### Description of the task
Return all lines from the listing below in which the string "chevron" occurs.
----
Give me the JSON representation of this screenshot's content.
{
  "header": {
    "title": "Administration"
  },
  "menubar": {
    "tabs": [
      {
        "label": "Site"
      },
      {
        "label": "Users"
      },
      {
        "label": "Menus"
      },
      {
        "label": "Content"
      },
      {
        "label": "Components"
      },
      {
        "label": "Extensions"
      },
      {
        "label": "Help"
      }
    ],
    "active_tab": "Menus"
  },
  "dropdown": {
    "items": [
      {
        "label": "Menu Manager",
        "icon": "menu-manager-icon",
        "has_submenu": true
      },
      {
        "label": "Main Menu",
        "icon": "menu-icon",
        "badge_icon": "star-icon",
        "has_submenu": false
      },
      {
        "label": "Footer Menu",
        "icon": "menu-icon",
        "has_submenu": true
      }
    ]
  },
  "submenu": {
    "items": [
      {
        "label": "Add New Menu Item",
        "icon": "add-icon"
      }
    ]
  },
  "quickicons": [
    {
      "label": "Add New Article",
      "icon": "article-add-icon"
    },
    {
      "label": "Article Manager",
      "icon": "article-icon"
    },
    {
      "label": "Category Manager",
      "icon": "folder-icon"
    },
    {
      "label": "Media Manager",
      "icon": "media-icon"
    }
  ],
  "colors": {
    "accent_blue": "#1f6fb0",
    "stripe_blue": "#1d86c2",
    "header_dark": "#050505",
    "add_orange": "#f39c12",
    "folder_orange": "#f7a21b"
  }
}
----
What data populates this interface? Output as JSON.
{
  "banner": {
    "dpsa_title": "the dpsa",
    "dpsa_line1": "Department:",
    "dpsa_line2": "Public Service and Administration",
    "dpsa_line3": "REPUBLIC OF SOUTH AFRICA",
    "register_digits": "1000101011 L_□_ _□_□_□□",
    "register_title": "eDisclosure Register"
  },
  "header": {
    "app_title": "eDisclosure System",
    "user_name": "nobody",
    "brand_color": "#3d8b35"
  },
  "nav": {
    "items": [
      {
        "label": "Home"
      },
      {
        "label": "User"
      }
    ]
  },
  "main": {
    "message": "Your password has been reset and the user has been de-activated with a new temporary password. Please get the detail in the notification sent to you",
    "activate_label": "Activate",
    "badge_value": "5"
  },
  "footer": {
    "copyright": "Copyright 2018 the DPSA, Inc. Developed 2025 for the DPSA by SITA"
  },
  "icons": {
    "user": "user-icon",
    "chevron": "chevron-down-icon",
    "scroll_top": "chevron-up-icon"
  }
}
----
### Answer
    "chevron": "chevron-down-icon",
    "scroll_top": "chevron-up-icon"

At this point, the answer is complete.